_INPUT RECORDS:_
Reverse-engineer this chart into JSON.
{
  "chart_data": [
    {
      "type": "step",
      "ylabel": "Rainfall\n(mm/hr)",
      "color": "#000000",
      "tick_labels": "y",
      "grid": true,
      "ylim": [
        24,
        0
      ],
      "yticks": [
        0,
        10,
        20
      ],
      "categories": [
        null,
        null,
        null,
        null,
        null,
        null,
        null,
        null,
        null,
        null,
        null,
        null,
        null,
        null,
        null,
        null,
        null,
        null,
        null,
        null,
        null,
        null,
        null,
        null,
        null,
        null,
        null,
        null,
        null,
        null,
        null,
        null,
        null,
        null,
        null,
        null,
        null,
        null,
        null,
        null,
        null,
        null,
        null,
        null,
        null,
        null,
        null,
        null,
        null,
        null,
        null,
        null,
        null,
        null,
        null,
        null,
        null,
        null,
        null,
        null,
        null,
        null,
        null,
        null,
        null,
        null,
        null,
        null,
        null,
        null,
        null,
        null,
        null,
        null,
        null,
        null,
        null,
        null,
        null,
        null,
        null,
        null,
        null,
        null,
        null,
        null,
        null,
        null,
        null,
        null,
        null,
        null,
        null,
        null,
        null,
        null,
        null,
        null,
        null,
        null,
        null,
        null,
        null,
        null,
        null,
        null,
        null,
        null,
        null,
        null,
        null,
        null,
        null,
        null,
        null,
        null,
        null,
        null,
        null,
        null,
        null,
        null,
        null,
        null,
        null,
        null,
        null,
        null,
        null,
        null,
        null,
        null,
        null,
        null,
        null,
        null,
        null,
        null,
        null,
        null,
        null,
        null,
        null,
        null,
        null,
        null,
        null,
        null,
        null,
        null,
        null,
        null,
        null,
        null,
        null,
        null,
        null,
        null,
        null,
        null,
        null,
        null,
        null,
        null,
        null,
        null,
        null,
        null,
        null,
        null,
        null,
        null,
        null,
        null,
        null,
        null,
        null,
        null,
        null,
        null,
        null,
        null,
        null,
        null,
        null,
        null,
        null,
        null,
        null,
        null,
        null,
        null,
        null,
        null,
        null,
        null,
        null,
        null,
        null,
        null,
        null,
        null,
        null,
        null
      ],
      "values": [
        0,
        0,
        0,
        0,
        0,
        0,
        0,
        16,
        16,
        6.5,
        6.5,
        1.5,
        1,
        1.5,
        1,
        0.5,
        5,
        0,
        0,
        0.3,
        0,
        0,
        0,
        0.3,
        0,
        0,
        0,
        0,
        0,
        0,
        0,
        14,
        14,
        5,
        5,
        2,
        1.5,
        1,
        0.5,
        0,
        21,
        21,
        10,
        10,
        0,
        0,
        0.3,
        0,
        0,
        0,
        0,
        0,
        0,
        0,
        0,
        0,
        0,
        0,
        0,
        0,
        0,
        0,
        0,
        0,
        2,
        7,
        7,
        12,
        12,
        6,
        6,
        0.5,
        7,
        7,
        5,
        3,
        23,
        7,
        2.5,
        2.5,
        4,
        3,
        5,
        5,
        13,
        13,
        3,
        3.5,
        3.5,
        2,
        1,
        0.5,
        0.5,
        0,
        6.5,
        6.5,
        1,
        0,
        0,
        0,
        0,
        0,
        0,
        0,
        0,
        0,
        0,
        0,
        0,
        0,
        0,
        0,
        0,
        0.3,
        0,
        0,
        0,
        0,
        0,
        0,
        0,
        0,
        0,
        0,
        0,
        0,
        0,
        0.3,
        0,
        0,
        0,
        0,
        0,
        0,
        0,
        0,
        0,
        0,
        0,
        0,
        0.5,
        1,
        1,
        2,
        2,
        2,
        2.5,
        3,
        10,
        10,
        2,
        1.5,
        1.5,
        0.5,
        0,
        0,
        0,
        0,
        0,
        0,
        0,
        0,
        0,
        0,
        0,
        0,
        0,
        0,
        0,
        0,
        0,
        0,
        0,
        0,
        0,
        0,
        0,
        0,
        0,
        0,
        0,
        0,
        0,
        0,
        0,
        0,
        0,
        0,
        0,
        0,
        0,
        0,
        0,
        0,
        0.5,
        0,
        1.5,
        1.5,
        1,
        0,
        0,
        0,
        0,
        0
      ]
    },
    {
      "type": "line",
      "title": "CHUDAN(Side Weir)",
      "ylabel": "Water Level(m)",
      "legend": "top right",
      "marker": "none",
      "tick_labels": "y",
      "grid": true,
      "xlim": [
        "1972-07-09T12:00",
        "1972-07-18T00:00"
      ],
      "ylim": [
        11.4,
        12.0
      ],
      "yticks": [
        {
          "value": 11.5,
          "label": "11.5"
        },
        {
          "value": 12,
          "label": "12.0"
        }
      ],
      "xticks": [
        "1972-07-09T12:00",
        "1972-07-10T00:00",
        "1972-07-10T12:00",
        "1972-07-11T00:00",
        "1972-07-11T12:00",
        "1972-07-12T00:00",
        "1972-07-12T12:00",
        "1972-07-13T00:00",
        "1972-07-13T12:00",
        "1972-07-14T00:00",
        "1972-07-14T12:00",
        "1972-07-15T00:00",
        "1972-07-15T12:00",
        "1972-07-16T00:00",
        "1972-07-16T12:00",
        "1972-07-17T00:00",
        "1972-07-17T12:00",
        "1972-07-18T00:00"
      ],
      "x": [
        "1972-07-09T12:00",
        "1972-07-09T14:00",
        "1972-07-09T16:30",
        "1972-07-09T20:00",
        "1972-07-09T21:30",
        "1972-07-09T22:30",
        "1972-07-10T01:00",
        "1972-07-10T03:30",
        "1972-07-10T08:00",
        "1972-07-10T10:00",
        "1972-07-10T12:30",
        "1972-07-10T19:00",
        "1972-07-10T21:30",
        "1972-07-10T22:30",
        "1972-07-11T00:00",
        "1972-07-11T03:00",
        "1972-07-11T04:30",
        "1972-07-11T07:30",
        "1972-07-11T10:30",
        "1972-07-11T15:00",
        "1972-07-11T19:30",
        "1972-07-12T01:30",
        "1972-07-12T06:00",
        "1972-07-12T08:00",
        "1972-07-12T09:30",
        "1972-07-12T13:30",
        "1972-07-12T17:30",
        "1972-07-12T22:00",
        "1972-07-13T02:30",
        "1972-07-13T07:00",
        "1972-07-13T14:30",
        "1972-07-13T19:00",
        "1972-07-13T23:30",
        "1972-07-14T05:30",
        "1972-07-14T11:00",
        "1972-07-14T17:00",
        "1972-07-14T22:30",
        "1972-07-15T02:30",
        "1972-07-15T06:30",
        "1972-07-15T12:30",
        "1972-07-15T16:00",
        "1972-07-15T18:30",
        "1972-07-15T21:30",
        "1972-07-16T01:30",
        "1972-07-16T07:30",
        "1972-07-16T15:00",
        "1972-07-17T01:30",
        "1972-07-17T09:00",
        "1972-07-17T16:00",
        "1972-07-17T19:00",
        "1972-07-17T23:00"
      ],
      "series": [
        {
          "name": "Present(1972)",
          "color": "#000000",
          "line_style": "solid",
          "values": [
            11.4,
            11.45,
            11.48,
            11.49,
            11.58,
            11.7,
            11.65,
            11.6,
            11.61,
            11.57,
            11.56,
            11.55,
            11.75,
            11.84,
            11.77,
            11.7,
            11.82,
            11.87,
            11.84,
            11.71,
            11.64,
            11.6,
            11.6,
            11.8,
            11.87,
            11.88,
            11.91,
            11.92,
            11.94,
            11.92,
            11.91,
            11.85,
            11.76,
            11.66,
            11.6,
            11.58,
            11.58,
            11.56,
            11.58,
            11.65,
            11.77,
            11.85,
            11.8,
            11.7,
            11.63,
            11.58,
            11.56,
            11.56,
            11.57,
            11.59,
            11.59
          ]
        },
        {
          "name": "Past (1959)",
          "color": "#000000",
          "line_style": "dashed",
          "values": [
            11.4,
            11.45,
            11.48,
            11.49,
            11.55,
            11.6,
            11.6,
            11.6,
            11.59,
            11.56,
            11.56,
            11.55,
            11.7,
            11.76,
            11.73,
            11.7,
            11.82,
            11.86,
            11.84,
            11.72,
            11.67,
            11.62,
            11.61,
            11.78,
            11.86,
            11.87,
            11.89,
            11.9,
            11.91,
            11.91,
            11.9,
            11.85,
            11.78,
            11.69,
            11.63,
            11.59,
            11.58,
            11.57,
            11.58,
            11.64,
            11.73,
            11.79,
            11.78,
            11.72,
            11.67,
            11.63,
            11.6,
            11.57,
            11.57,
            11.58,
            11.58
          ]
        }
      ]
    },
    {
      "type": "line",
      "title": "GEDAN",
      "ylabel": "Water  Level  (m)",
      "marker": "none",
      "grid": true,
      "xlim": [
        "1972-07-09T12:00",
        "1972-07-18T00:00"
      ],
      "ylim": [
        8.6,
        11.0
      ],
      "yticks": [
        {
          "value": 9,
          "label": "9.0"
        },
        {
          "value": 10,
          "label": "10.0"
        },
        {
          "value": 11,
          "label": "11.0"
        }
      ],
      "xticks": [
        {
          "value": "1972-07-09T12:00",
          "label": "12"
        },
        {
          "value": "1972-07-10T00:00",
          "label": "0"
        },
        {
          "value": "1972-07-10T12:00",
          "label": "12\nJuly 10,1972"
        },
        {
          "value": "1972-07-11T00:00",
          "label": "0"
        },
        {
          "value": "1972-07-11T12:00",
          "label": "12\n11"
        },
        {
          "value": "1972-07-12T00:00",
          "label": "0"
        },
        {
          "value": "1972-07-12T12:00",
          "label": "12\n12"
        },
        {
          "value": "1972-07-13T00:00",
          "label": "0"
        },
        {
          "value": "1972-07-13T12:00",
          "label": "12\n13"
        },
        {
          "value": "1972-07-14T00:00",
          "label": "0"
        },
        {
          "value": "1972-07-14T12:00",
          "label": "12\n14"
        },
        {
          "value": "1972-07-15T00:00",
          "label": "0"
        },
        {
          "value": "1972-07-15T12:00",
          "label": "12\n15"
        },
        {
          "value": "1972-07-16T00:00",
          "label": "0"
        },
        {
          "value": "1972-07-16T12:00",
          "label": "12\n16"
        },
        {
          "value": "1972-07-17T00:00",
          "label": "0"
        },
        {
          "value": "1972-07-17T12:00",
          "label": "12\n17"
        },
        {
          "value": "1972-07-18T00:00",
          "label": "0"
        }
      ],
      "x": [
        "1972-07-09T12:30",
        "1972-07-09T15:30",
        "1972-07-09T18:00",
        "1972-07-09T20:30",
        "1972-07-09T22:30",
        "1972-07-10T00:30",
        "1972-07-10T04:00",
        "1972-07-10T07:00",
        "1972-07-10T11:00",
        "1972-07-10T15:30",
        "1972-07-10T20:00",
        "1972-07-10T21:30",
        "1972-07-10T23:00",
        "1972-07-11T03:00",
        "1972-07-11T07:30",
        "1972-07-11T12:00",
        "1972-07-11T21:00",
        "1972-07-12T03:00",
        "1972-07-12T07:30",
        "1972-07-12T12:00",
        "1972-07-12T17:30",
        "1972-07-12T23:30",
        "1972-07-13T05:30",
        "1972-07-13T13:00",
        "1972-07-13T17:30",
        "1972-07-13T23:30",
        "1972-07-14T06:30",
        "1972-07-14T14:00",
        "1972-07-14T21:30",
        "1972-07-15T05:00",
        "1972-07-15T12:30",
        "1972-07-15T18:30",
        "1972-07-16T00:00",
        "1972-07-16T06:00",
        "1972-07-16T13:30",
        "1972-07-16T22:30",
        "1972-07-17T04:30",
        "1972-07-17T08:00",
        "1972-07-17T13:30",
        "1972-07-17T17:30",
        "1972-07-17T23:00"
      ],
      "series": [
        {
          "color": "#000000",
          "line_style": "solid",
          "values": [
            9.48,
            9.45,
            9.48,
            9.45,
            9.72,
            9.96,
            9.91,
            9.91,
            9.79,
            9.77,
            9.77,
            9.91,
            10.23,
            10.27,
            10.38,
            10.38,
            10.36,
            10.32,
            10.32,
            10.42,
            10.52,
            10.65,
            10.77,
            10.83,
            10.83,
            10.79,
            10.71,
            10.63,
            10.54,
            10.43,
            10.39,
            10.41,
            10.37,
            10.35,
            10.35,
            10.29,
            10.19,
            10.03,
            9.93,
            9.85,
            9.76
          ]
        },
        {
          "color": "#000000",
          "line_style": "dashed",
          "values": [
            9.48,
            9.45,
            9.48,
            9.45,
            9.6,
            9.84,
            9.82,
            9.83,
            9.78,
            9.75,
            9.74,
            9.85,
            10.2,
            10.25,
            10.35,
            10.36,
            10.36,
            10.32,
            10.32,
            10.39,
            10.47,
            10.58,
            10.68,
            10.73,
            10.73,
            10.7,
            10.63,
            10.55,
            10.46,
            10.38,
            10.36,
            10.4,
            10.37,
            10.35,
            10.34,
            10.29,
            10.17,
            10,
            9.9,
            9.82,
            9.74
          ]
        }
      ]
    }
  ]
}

_WHAT NEEDS TO BE DONE:_
All lines above containing the string "Water" are to be collected.

_CORRECT ANSWER:_
      "ylabel": "Water Level(m)",
      "ylabel": "Water  Level  (m)",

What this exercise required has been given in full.